> **The request**
Identify each line in the records below that contains the word "undersigned", and copy it.

Extracted data entries
════════════════════
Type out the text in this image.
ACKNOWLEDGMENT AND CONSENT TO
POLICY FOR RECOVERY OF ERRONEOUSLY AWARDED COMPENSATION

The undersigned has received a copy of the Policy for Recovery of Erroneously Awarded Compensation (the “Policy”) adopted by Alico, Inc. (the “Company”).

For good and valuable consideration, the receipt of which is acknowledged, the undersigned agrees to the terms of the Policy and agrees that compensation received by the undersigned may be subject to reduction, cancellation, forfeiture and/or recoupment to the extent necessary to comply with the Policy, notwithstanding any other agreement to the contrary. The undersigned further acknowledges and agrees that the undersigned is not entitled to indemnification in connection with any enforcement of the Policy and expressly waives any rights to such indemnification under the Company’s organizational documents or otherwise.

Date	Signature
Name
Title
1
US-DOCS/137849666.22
════════════════════
> **Task result**
The undersigned has received a copy of the Policy for Recovery of Erroneously Awarded Compensation (the “Policy”) adopted by Alico, Inc. (the “Company”).
For good and valuable consideration, the receipt of which is acknowledged, the undersigned agrees to the terms of the Policy and agrees that compensation received by the undersigned may be subject to reduction, cancellation, forfeiture and/or recoupment to the extent necessary to comply with the Policy, notwithstanding any other agreement to the contrary. The undersigned further acknowledges and agrees that the undersigned is not entitled to indemnification in connection with any enforcement of the Policy and expressly waives any rights to such indemnification under the Company’s organizational documents or otherwise.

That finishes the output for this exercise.